## Directions for this task
Among the entries that follow, tally the lines with the string "screenshot". Give no more than the number.

## Records from a collection of figures
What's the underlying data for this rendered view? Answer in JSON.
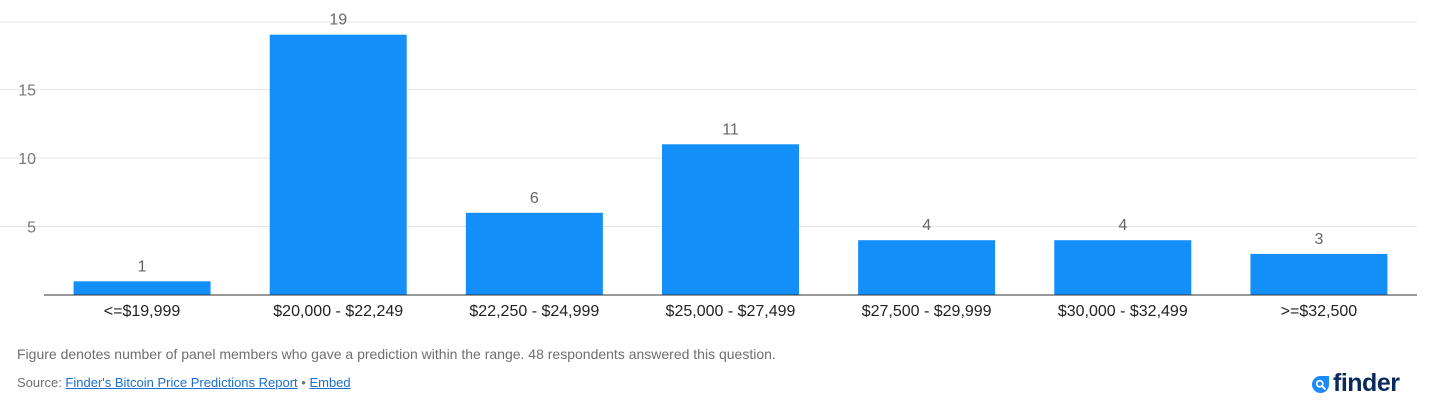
{
  "chart_data": {
    "type": "bar",
    "title": "",
    "xlabel": "",
    "ylabel": "",
    "categories": [
      "<=$19,999",
      "$20,000 - $22,249",
      "$22,250 - $24,999",
      "$25,000 - $27,499",
      "$27,500 - $29,999",
      "$30,000 - $32,499",
      ">=$32,500"
    ],
    "values": [
      1,
      19,
      6,
      11,
      4,
      4,
      3
    ],
    "value_labels": [
      "1",
      "19",
      "6",
      "11",
      "4",
      "4",
      "3"
    ],
    "yticks": [
      5,
      10,
      15
    ],
    "ytick_labels": [
      "5",
      "10",
      "15"
    ],
    "ylim": [
      0,
      20
    ],
    "grid": true,
    "legend": "none",
    "bar_color": "#148ffa"
  },
  "footer": {
    "note": "Figure denotes number of panel members who gave a prediction within the range. 48 respondents answered this question.",
    "source_prefix": "Source: ",
    "source_link": "Finder's Bitcoin Price Predictions Report",
    "separator": " • ",
    "embed_link": "Embed"
  },
  "logo": {
    "text": "finder",
    "icon": "finder-magnifier-icon",
    "color": "#0a2a5c",
    "icon_color": "#1a8cff"
  }
}
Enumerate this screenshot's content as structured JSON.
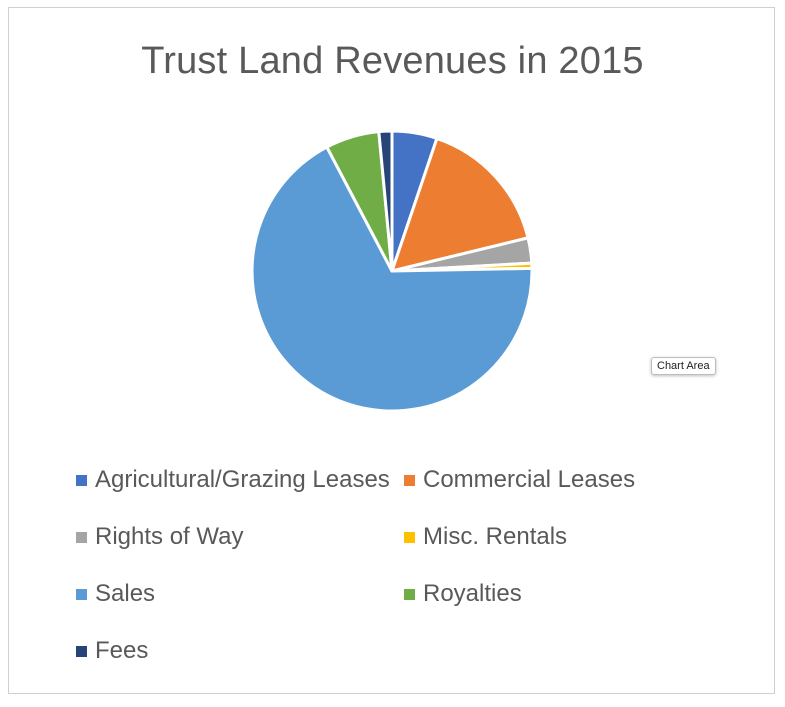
{
  "tooltip": "Chart Area",
  "chart_data": {
    "type": "pie",
    "title": "Trust Land Revenues in 2015",
    "legend_position": "bottom",
    "categories": [
      "Agricultural/Grazing Leases",
      "Commercial Leases",
      "Rights of Way",
      "Misc. Rentals",
      "Sales",
      "Royalties",
      "Fees"
    ],
    "values": [
      5.2,
      16.0,
      2.9,
      0.6,
      67.6,
      6.2,
      1.5
    ],
    "colors": [
      "#4472C4",
      "#ED7D31",
      "#A5A5A5",
      "#FFC000",
      "#5B9BD5",
      "#70AD47",
      "#264478"
    ]
  }
}
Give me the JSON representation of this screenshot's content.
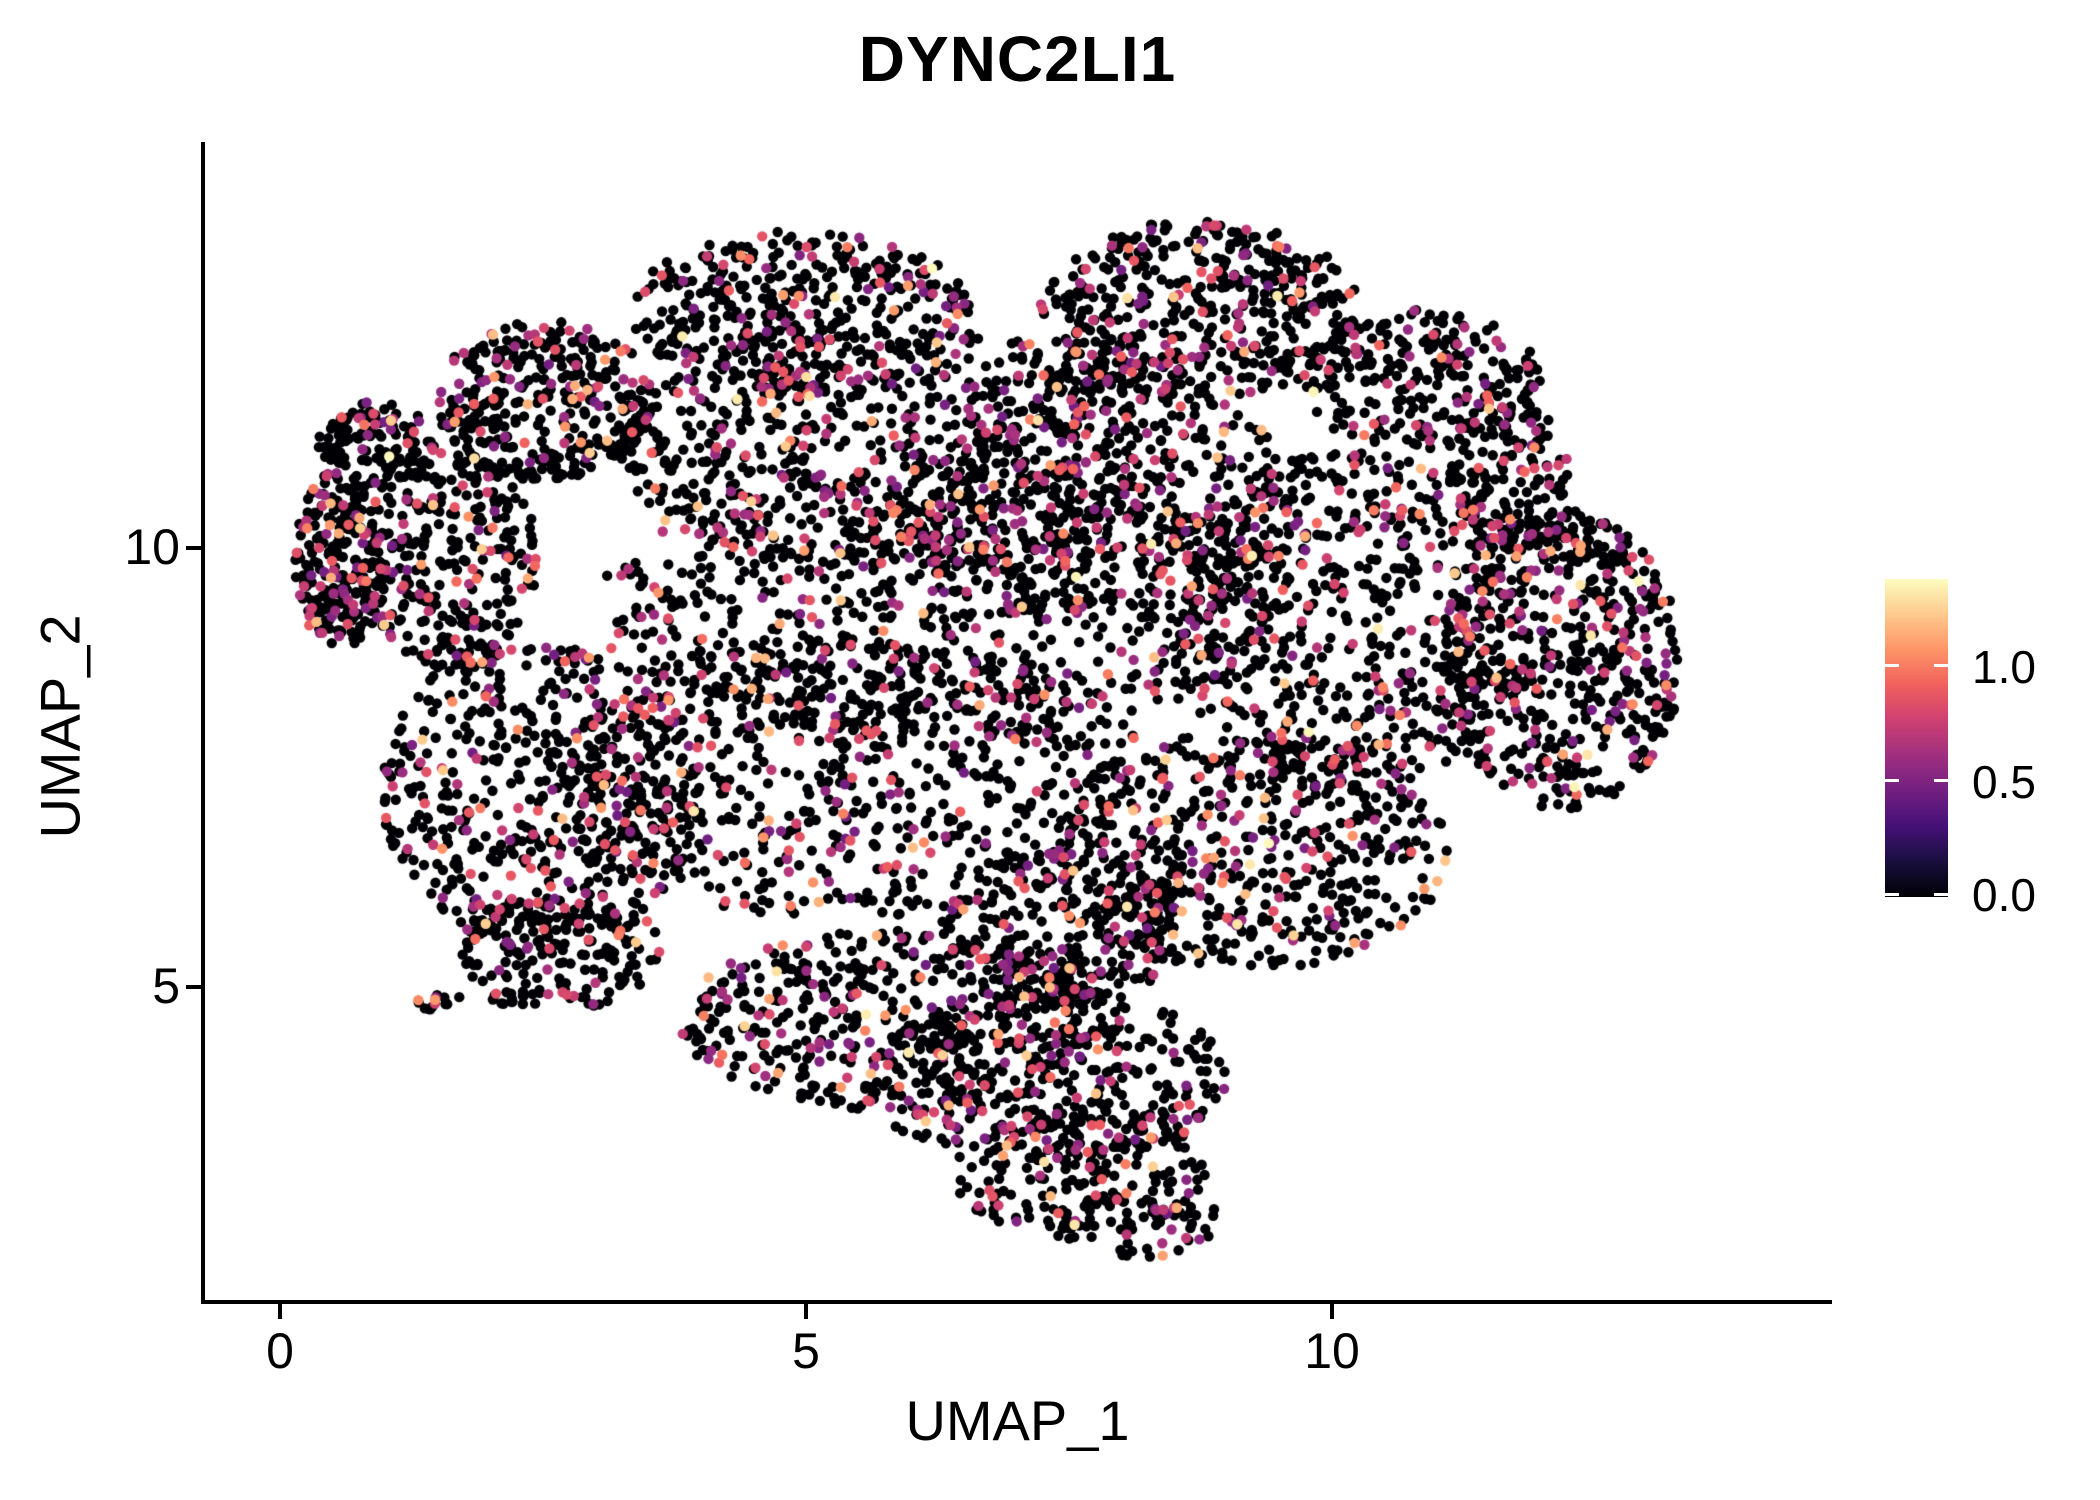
{
  "title": "DYNC2LI1",
  "axes": {
    "x_label": "UMAP_1",
    "y_label": "UMAP_2",
    "x_tick_labels": [
      "0",
      "5",
      "10"
    ],
    "y_tick_labels": [
      "10",
      "5"
    ]
  },
  "legend": {
    "tick_labels": [
      "1.0",
      "0.5",
      "0.0"
    ],
    "tick_values": [
      1.0,
      0.5,
      0.0
    ]
  },
  "chart_data": {
    "type": "scatter",
    "title": "DYNC2LI1",
    "xlabel": "UMAP_1",
    "ylabel": "UMAP_2",
    "x_ticks": [
      0,
      5,
      10
    ],
    "y_ticks": [
      5,
      10
    ],
    "xlim": [
      -0.71,
      14.72
    ],
    "ylim": [
      1.41,
      14.62
    ],
    "grid": false,
    "legend_position": "right",
    "point_radius_px": 5.2,
    "n_points": 8729,
    "seed": 7,
    "colormap": {
      "name": "magma",
      "domain": [
        0,
        1.38
      ],
      "stops": [
        "#000004",
        "#180F3E",
        "#451077",
        "#721F81",
        "#9F2F7F",
        "#CD4071",
        "#F1605D",
        "#FD9567",
        "#FEC98D",
        "#FCFDBF"
      ]
    },
    "expression_model": {
      "frac_zero": 0.8,
      "mid": {
        "frac": 0.16,
        "min": 0.45,
        "max": 0.9
      },
      "high": {
        "frac": 0.035,
        "min": 0.9,
        "max": 1.25
      },
      "top": {
        "frac": 0.005,
        "min": 1.28,
        "max": 1.38
      }
    },
    "clusters": [
      {
        "cx": 2.52,
        "cy": 11.68,
        "rx": 1.04,
        "ry": 0.91,
        "n": 350
      },
      {
        "cx": 4.94,
        "cy": 12.7,
        "rx": 1.61,
        "ry": 0.91,
        "n": 400
      },
      {
        "cx": 8.74,
        "cy": 12.71,
        "rx": 1.52,
        "ry": 1.03,
        "n": 490
      },
      {
        "cx": 10.83,
        "cy": 11.91,
        "rx": 1.14,
        "ry": 0.8,
        "n": 270
      },
      {
        "cx": 11.68,
        "cy": 10.77,
        "rx": 0.57,
        "ry": 0.91,
        "n": 150
      },
      {
        "cx": 12.16,
        "cy": 8.72,
        "rx": 1.14,
        "ry": 1.71,
        "n": 570
      },
      {
        "cx": 10.16,
        "cy": 9.18,
        "rx": 1.71,
        "ry": 1.94,
        "n": 610
      },
      {
        "cx": 5.89,
        "cy": 11.11,
        "rx": 2.66,
        "ry": 1.37,
        "n": 700
      },
      {
        "cx": 6.36,
        "cy": 9.41,
        "rx": 3.32,
        "ry": 1.59,
        "n": 730
      },
      {
        "cx": 5.41,
        "cy": 7.36,
        "rx": 2.85,
        "ry": 1.59,
        "n": 680
      },
      {
        "cx": 0.57,
        "cy": 9.86,
        "rx": 0.43,
        "ry": 1.03,
        "n": 240
      },
      {
        "cx": 0.9,
        "cy": 11.17,
        "rx": 0.57,
        "ry": 0.51,
        "n": 130
      },
      {
        "cx": 1.61,
        "cy": 9.86,
        "rx": 0.85,
        "ry": 1.25,
        "n": 300
      },
      {
        "cx": 2.47,
        "cy": 7.24,
        "rx": 1.52,
        "ry": 1.82,
        "n": 540
      },
      {
        "cx": 2.66,
        "cy": 5.42,
        "rx": 0.95,
        "ry": 0.68,
        "n": 175
      },
      {
        "cx": 1.44,
        "cy": 4.85,
        "rx": 0.17,
        "ry": 0.14,
        "n": 14
      },
      {
        "cx": 2.1,
        "cy": 4.9,
        "rx": 0.55,
        "ry": 0.1,
        "n": 10
      },
      {
        "cx": 7.79,
        "cy": 10.55,
        "rx": 1.9,
        "ry": 1.48,
        "n": 430
      },
      {
        "cx": 9.21,
        "cy": 6.56,
        "rx": 1.9,
        "ry": 1.37,
        "n": 570
      },
      {
        "cx": 7.41,
        "cy": 5.65,
        "rx": 1.14,
        "ry": 0.91,
        "n": 260
      },
      {
        "cx": 5.89,
        "cy": 4.62,
        "rx": 2.09,
        "ry": 1.03,
        "n": 500
      },
      {
        "cx": 7.31,
        "cy": 3.94,
        "rx": 1.71,
        "ry": 1.03,
        "n": 350
      },
      {
        "cx": 7.6,
        "cy": 2.91,
        "rx": 1.23,
        "ry": 0.8,
        "n": 200
      },
      {
        "cx": 8.17,
        "cy": 2.32,
        "rx": 0.76,
        "ry": 0.4,
        "n": 60
      }
    ]
  }
}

## Task result
2